Work out the number of lines containing "Trigger". Answer with nothing but that number.

Some records
===

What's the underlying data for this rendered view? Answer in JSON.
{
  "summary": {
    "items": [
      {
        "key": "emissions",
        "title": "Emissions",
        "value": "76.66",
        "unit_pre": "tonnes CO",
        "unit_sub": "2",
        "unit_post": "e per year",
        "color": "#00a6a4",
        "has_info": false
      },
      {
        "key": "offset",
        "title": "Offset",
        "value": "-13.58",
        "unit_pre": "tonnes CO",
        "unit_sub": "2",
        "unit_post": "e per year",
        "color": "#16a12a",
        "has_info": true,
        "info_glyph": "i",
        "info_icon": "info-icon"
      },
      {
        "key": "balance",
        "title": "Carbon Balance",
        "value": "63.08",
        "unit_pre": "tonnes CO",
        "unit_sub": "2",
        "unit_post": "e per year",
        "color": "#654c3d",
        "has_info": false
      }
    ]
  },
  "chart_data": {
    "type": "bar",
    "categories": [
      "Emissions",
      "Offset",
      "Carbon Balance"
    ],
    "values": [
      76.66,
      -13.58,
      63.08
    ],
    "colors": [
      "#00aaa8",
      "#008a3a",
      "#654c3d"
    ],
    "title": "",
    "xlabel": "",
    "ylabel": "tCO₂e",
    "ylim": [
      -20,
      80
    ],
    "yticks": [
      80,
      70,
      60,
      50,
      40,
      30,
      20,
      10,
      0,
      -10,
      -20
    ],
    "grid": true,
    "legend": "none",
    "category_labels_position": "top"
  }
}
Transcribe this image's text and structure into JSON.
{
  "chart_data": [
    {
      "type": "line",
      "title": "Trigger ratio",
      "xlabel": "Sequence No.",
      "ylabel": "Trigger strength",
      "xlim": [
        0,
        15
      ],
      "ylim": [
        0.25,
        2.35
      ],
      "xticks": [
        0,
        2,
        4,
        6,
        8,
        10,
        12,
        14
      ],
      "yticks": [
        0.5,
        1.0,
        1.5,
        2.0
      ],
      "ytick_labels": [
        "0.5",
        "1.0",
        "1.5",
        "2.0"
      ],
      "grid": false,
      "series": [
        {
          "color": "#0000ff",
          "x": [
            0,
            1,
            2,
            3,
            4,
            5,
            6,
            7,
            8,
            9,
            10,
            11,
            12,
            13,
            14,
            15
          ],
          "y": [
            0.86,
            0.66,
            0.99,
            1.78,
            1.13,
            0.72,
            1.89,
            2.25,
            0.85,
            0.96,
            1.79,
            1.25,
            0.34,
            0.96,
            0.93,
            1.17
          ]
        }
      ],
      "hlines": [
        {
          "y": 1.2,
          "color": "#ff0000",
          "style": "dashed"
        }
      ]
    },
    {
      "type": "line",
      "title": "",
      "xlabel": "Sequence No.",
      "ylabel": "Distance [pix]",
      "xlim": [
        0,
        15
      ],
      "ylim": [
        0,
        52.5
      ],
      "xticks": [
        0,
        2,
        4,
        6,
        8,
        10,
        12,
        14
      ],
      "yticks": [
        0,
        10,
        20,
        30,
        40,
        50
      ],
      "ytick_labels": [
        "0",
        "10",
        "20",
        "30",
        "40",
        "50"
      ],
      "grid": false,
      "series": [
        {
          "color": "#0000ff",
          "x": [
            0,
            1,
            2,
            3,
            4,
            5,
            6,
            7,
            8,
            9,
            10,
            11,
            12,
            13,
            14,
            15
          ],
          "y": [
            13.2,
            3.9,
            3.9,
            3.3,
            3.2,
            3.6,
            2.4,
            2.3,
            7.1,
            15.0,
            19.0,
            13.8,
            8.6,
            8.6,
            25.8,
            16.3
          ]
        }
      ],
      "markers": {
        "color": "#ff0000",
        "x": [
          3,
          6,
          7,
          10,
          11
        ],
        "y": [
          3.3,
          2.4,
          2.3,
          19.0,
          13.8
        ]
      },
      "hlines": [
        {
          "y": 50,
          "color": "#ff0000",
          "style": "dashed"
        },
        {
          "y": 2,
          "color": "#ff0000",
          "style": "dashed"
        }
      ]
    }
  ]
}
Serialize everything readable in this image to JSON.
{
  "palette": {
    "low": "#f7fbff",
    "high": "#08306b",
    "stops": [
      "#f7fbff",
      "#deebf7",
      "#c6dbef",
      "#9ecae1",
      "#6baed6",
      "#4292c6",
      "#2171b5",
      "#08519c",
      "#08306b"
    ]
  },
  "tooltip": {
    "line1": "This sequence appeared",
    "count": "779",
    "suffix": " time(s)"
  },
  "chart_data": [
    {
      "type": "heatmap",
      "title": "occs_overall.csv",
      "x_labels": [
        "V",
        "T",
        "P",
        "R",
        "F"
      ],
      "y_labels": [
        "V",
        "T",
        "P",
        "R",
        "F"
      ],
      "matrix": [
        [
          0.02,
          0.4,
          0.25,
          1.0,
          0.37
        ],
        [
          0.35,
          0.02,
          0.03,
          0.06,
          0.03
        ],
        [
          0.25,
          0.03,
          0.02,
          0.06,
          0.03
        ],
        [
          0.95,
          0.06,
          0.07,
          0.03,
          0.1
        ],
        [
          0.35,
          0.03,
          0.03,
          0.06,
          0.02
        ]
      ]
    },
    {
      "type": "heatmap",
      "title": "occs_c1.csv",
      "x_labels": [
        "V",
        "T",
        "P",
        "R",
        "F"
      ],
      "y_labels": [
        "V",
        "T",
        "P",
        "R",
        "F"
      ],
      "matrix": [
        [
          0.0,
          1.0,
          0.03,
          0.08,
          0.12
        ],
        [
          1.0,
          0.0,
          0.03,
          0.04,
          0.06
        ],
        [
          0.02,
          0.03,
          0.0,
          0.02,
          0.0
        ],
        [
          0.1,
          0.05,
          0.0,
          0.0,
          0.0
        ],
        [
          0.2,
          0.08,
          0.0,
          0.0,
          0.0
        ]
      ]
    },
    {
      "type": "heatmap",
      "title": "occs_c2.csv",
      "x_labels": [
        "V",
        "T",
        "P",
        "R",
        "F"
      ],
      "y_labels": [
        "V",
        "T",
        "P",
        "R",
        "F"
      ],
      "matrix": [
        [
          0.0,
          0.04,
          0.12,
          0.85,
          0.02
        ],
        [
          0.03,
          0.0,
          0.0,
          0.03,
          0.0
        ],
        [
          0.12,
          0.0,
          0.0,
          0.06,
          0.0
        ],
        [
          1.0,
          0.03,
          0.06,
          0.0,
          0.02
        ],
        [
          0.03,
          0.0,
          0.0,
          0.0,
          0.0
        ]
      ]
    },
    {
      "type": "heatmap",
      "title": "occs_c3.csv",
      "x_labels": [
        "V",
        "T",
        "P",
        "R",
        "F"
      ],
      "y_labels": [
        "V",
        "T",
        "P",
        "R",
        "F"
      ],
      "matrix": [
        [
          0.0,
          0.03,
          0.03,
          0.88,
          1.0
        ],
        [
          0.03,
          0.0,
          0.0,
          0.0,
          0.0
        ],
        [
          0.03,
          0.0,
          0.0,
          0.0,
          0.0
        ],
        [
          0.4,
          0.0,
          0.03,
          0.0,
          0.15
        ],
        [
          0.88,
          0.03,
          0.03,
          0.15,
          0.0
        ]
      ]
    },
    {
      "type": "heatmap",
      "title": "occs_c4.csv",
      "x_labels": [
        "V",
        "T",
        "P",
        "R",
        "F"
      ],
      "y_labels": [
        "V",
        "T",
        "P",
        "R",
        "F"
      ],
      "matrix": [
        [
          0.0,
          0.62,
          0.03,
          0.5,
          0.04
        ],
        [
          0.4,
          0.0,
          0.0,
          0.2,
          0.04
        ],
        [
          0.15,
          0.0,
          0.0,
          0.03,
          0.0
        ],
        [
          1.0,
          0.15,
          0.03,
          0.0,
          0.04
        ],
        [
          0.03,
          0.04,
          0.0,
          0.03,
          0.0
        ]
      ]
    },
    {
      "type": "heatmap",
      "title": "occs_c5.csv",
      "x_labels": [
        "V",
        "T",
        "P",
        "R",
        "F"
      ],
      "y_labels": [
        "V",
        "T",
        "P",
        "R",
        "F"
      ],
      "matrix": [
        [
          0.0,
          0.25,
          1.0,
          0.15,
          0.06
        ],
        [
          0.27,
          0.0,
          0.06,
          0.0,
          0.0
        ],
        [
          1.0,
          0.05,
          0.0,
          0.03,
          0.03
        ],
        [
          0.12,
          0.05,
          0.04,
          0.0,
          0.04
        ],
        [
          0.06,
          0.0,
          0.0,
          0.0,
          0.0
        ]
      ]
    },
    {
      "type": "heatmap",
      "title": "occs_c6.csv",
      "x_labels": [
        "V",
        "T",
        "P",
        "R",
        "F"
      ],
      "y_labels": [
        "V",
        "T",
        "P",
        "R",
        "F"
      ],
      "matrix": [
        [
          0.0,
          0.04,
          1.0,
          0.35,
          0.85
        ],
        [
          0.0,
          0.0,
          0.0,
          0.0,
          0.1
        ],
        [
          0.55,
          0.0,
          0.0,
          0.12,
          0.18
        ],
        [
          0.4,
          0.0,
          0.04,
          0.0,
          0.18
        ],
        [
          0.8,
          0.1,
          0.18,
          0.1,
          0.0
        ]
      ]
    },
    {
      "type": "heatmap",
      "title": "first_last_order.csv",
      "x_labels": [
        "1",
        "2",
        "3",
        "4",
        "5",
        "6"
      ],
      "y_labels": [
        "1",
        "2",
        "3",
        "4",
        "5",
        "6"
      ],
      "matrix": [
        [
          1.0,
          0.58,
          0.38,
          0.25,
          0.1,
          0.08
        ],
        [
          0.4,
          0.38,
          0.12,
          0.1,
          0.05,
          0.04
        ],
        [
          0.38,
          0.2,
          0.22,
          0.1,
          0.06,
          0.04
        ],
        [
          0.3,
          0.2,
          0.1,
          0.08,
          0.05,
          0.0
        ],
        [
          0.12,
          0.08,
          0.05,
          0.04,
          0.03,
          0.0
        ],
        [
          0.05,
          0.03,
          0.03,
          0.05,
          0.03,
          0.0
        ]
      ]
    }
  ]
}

===

* **Result of the exercise**: 2